**Directive**
Below are some records; give them all again exactly, but not the pictures.
★ ★ ★ ★ ★ ★ ★
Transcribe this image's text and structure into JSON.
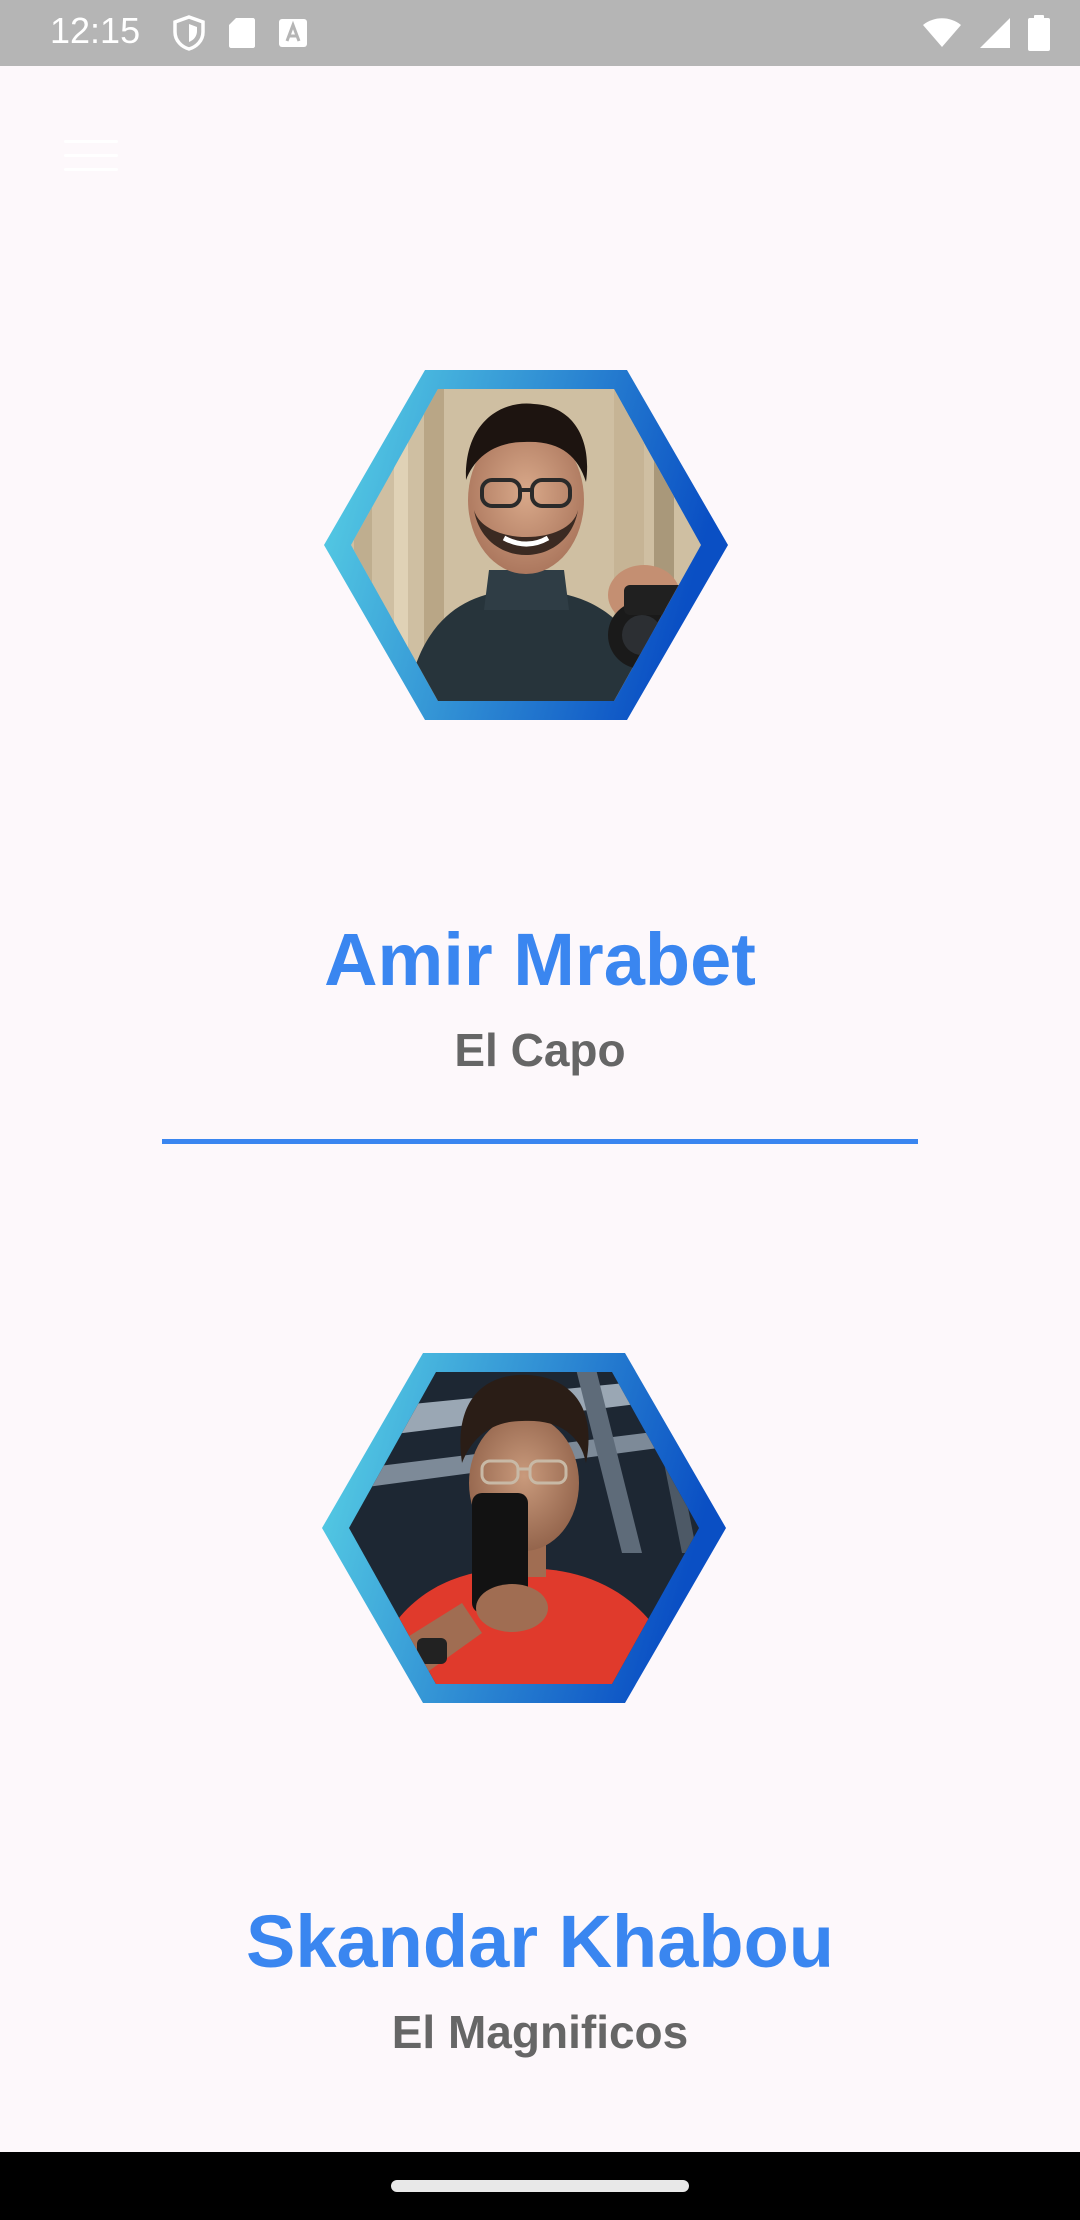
{
  "status_bar": {
    "time": "12:15",
    "icons_left": [
      "shield-icon",
      "sd-card-icon",
      "keyboard-a-icon"
    ],
    "icons_right": [
      "wifi-icon",
      "signal-icon",
      "battery-icon"
    ]
  },
  "menu": {
    "icon": "hamburger-menu-icon"
  },
  "profiles": [
    {
      "name": "Amir Mrabet",
      "title": "El Capo",
      "photo": "profile-photo-amir"
    },
    {
      "name": "Skandar Khabou",
      "title": "El Magnificos",
      "photo": "profile-photo-skandar"
    }
  ],
  "colors": {
    "accent": "#3a86f0",
    "subtitle": "#666666",
    "background": "#fdf8fb",
    "hex_gradient_start": "#5bd6e6",
    "hex_gradient_end": "#0a4fc4"
  }
}
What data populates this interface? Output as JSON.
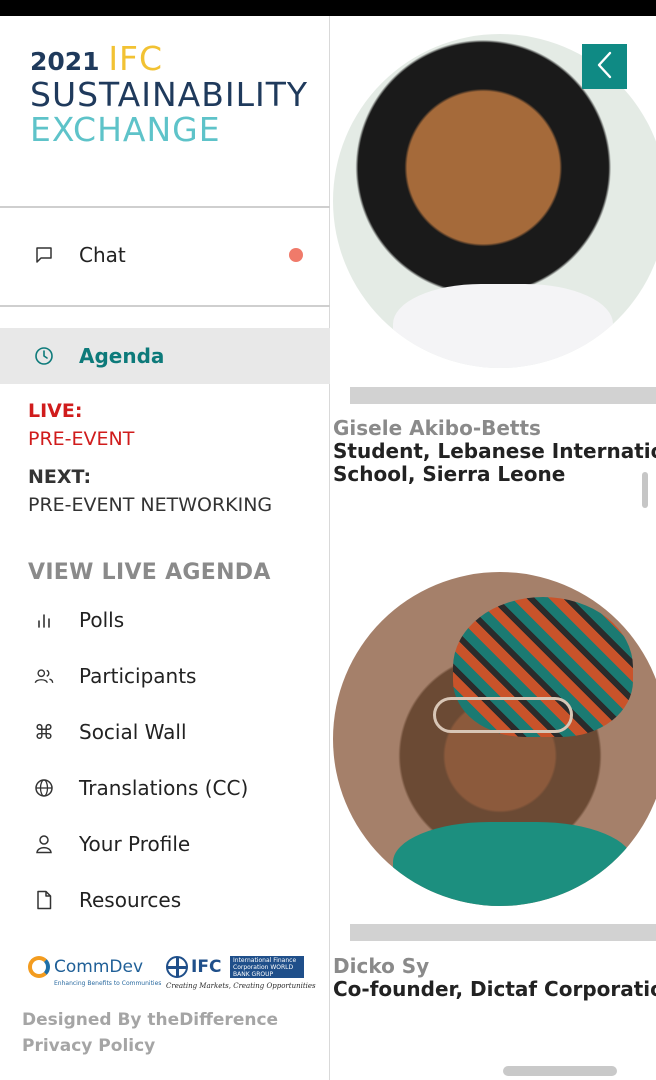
{
  "brand": {
    "year": "2021",
    "org": "IFC",
    "line2": "SUSTAINABILITY",
    "line3": "EXCHANGE"
  },
  "menu": {
    "chat": "Chat",
    "agenda": "Agenda",
    "polls": "Polls",
    "participants": "Participants",
    "social_wall": "Social Wall",
    "translations": "Translations (CC)",
    "profile": "Your Profile",
    "resources": "Resources"
  },
  "agenda": {
    "live_label": "LIVE:",
    "live_value": "PRE-EVENT",
    "next_label": "NEXT:",
    "next_value": "PRE-EVENT NETWORKING",
    "view_live": "VIEW LIVE AGENDA"
  },
  "footer": {
    "commdev_name": "CommDev",
    "commdev_tagline": "Enhancing Benefits to Communities",
    "ifc_name": "IFC",
    "ifc_box": "International Finance Corporation WORLD BANK GROUP",
    "ifc_tagline": "Creating Markets, Creating Opportunities",
    "designed_by": "Designed By theDifference",
    "privacy": "Privacy Policy"
  },
  "speakers": [
    {
      "name": "Gisele Akibo-Betts",
      "title_line1": "Student, Lebanese Internatio",
      "title_line2": "School, Sierra Leone"
    },
    {
      "name": "Dicko Sy",
      "title_line1": "Co-founder, Dictaf Corporatio"
    }
  ],
  "colors": {
    "accent": "#0f8a84",
    "live_red": "#d01c1c",
    "notification_dot": "#f07a6a",
    "logo_navy": "#1f3a5c",
    "logo_yellow": "#f2c233",
    "logo_teal": "#5ec3c9"
  }
}
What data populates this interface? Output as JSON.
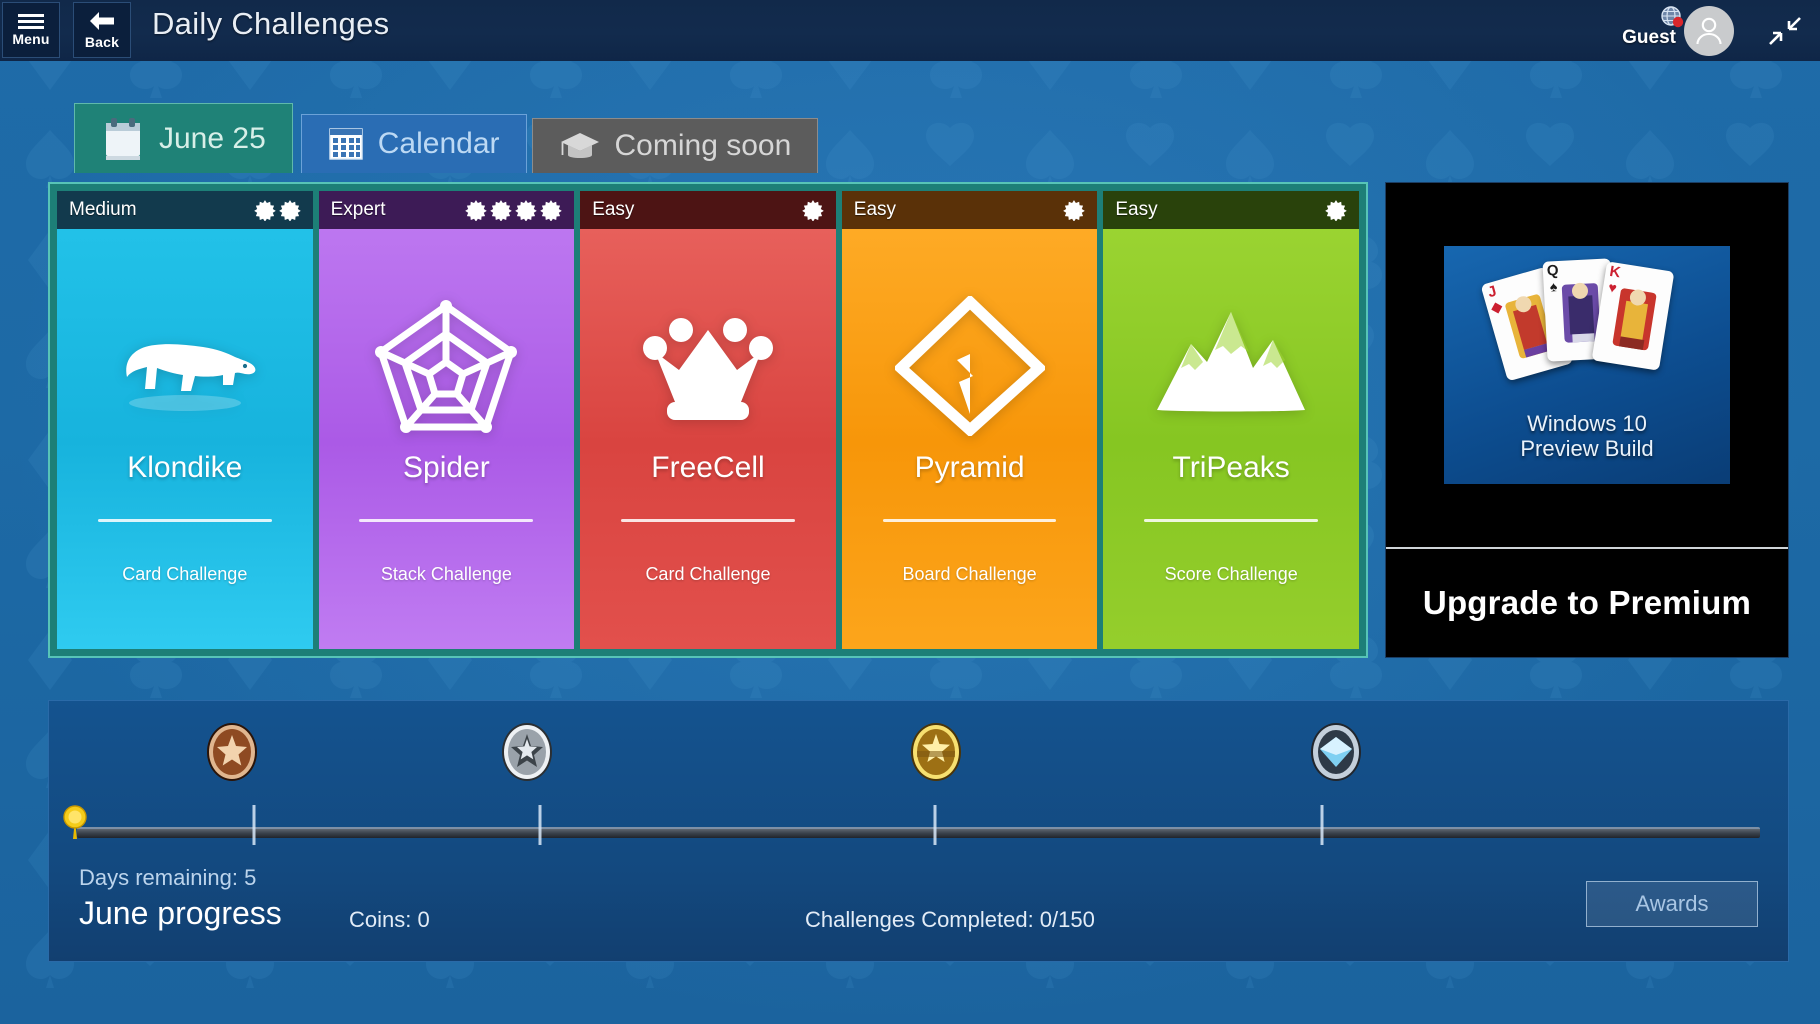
{
  "titlebar": {
    "menu_label": "Menu",
    "back_label": "Back",
    "page_title": "Daily Challenges",
    "account_name": "Guest",
    "menu_icon": "hamburger-icon",
    "back_icon": "back-arrow-icon",
    "avatar_icon": "person-avatar-icon",
    "badge_icon": "globe-notification-icon",
    "fullscreen_icon": "exit-fullscreen-icon",
    "bg": "#11294a"
  },
  "tabs": [
    {
      "label": "June 25",
      "icon": "calendar-page-icon",
      "active": true,
      "color": "#1f8277"
    },
    {
      "label": "Calendar",
      "icon": "calendar-grid-icon",
      "active": false,
      "color": "#2a6db4"
    },
    {
      "label": "Coming soon",
      "icon": "graduation-cap-icon",
      "active": false,
      "color": "#5c5c5c"
    }
  ],
  "challenges": {
    "panel_color": "#1d7f77",
    "cards": [
      {
        "title": "Klondike",
        "difficulty": "Medium",
        "stars": 2,
        "subtitle": "Card Challenge",
        "icon": "polar-bear-icon",
        "color": "#1cb6e0",
        "color_dark": "#12a4cf",
        "header_color": "#123a4d"
      },
      {
        "title": "Spider",
        "difficulty": "Expert",
        "stars": 4,
        "subtitle": "Stack Challenge",
        "icon": "spider-web-icon",
        "color": "#b061e8",
        "color_dark": "#a64fe0",
        "header_color": "#3d1b56"
      },
      {
        "title": "FreeCell",
        "difficulty": "Easy",
        "stars": 1,
        "subtitle": "Card Challenge",
        "icon": "crown-icon",
        "color": "#e04a49",
        "color_dark": "#d3403f",
        "header_color": "#4d1414"
      },
      {
        "title": "Pyramid",
        "difficulty": "Easy",
        "stars": 1,
        "subtitle": "Board Challenge",
        "icon": "pyramid-icon",
        "color": "#f89c11",
        "color_dark": "#f08f06",
        "header_color": "#5a3108"
      },
      {
        "title": "TriPeaks",
        "difficulty": "Easy",
        "stars": 1,
        "subtitle": "Score Challenge",
        "icon": "mountain-peaks-icon",
        "color": "#8dc92b",
        "color_dark": "#7dbd1f",
        "header_color": "#29420b"
      }
    ]
  },
  "premium": {
    "ad_line1": "Windows 10",
    "ad_line2": "Preview Build",
    "cta_label": "Upgrade to Premium",
    "cards": [
      {
        "rank": "J",
        "suit": "♦",
        "suit_name": "diamonds",
        "color": "#cc2030"
      },
      {
        "rank": "Q",
        "suit": "♠",
        "suit_name": "spades",
        "color": "#1c1c1c"
      },
      {
        "rank": "K",
        "suit": "♥",
        "suit_name": "hearts",
        "color": "#cc2030"
      }
    ]
  },
  "progress": {
    "days_remaining": "Days remaining: 5",
    "month_progress": "June progress",
    "coins": "Coins: 0",
    "challenges_completed": "Challenges Completed: 0/150",
    "awards_label": "Awards",
    "coin_marker_icon": "gold-coin-marker-icon",
    "medals": [
      {
        "name": "bronze-medal",
        "position_pct": 10.5,
        "rim": "#d8a275",
        "face": "#8a4420",
        "glow": "#e8b98f"
      },
      {
        "name": "silver-medal",
        "position_pct": 27.5,
        "rim": "#e6e8ea",
        "face": "#8e949b",
        "glow": "#f2f4f6"
      },
      {
        "name": "gold-medal",
        "position_pct": 51.0,
        "rim": "#f6e06a",
        "face": "#9a6d12",
        "glow": "#fff0a0"
      },
      {
        "name": "diamond-medal",
        "position_pct": 74.0,
        "rim": "#b9c6d2",
        "face": "#7ec8ea",
        "glow": "#dff2ff"
      }
    ]
  }
}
★ ★ ★ ★ ★ ★ ★
**Output for this exercise**
Transcribe this image's text and structure into JSON.
{
  "status_bar": {
    "time": "12:15",
    "icons_left": [
      "shield-icon",
      "sd-card-icon",
      "keyboard-a-icon"
    ],
    "icons_right": [
      "wifi-icon",
      "signal-icon",
      "battery-icon"
    ]
  },
  "menu": {
    "icon": "hamburger-menu-icon"
  },
  "profiles": [
    {
      "name": "Amir Mrabet",
      "title": "El Capo",
      "photo": "profile-photo-amir"
    },
    {
      "name": "Skandar Khabou",
      "title": "El Magnificos",
      "photo": "profile-photo-skandar"
    }
  ],
  "colors": {
    "accent": "#3a86f0",
    "subtitle": "#666666",
    "background": "#fdf8fb",
    "hex_gradient_start": "#5bd6e6",
    "hex_gradient_end": "#0a4fc4"
  }
}
What data populates this interface? Output as JSON.
{
  "brand": {
    "year": "2021",
    "org": "IFC",
    "line2": "SUSTAINABILITY",
    "line3": "EXCHANGE"
  },
  "menu": {
    "chat": "Chat",
    "agenda": "Agenda",
    "polls": "Polls",
    "participants": "Participants",
    "social_wall": "Social Wall",
    "translations": "Translations (CC)",
    "profile": "Your Profile",
    "resources": "Resources"
  },
  "agenda": {
    "live_label": "LIVE:",
    "live_value": "PRE-EVENT",
    "next_label": "NEXT:",
    "next_value": "PRE-EVENT NETWORKING",
    "view_live": "VIEW LIVE AGENDA"
  },
  "footer": {
    "commdev_name": "CommDev",
    "commdev_tagline": "Enhancing Benefits to Communities",
    "ifc_name": "IFC",
    "ifc_box": "International Finance Corporation WORLD BANK GROUP",
    "ifc_tagline": "Creating Markets, Creating Opportunities",
    "designed_by": "Designed By theDifference",
    "privacy": "Privacy Policy"
  },
  "speakers": [
    {
      "name": "Gisele Akibo-Betts",
      "title_line1": "Student, Lebanese Internatio",
      "title_line2": "School, Sierra Leone"
    },
    {
      "name": "Dicko Sy",
      "title_line1": "Co-founder, Dictaf Corporatio"
    }
  ],
  "colors": {
    "accent": "#0f8a84",
    "live_red": "#d01c1c",
    "notification_dot": "#f07a6a",
    "logo_navy": "#1f3a5c",
    "logo_yellow": "#f2c233",
    "logo_teal": "#5ec3c9"
  }
}
What data populates this interface? Output as JSON.
{
  "titlebar": {
    "menu_label": "Menu",
    "back_label": "Back",
    "page_title": "Daily Challenges",
    "account_name": "Guest",
    "menu_icon": "hamburger-icon",
    "back_icon": "back-arrow-icon",
    "avatar_icon": "person-avatar-icon",
    "badge_icon": "globe-notification-icon",
    "fullscreen_icon": "exit-fullscreen-icon",
    "bg": "#11294a"
  },
  "tabs": [
    {
      "label": "June 25",
      "icon": "calendar-page-icon",
      "active": true,
      "color": "#1f8277"
    },
    {
      "label": "Calendar",
      "icon": "calendar-grid-icon",
      "active": false,
      "color": "#2a6db4"
    },
    {
      "label": "Coming soon",
      "icon": "graduation-cap-icon",
      "active": false,
      "color": "#5c5c5c"
    }
  ],
  "challenges": {
    "panel_color": "#1d7f77",
    "cards": [
      {
        "title": "Klondike",
        "difficulty": "Medium",
        "stars": 2,
        "subtitle": "Card Challenge",
        "icon": "polar-bear-icon",
        "color": "#1cb6e0",
        "color_dark": "#12a4cf",
        "header_color": "#123a4d"
      },
      {
        "title": "Spider",
        "difficulty": "Expert",
        "stars": 4,
        "subtitle": "Stack Challenge",
        "icon": "spider-web-icon",
        "color": "#b061e8",
        "color_dark": "#a64fe0",
        "header_color": "#3d1b56"
      },
      {
        "title": "FreeCell",
        "difficulty": "Easy",
        "stars": 1,
        "subtitle": "Card Challenge",
        "icon": "crown-icon",
        "color": "#e04a49",
        "color_dark": "#d3403f",
        "header_color": "#4d1414"
      },
      {
        "title": "Pyramid",
        "difficulty": "Easy",
        "stars": 1,
        "subtitle": "Board Challenge",
        "icon": "pyramid-icon",
        "color": "#f89c11",
        "color_dark": "#f08f06",
        "header_color": "#5a3108"
      },
      {
        "title": "TriPeaks",
        "difficulty": "Easy",
        "stars": 1,
        "subtitle": "Score Challenge",
        "icon": "mountain-peaks-icon",
        "color": "#8dc92b",
        "color_dark": "#7dbd1f",
        "header_color": "#29420b"
      }
    ]
  },
  "premium": {
    "ad_line1": "Windows 10",
    "ad_line2": "Preview Build",
    "cta_label": "Upgrade to Premium",
    "cards": [
      {
        "rank": "J",
        "suit": "♦",
        "suit_name": "diamonds",
        "color": "#cc2030"
      },
      {
        "rank": "Q",
        "suit": "♠",
        "suit_name": "spades",
        "color": "#1c1c1c"
      },
      {
        "rank": "K",
        "suit": "♥",
        "suit_name": "hearts",
        "color": "#cc2030"
      }
    ]
  },
  "progress": {
    "days_remaining": "Days remaining: 5",
    "month_progress": "June progress",
    "coins": "Coins: 0",
    "challenges_completed": "Challenges Completed: 0/150",
    "awards_label": "Awards",
    "coin_marker_icon": "gold-coin-marker-icon",
    "medals": [
      {
        "name": "bronze-medal",
        "position_pct": 10.5,
        "rim": "#d8a275",
        "face": "#8a4420",
        "glow": "#e8b98f"
      },
      {
        "name": "silver-medal",
        "position_pct": 27.5,
        "rim": "#e6e8ea",
        "face": "#8e949b",
        "glow": "#f2f4f6"
      },
      {
        "name": "gold-medal",
        "position_pct": 51.0,
        "rim": "#f6e06a",
        "face": "#9a6d12",
        "glow": "#fff0a0"
      },
      {
        "name": "diamond-medal",
        "position_pct": 74.0,
        "rim": "#b9c6d2",
        "face": "#7ec8ea",
        "glow": "#dff2ff"
      }
    ]
  }
}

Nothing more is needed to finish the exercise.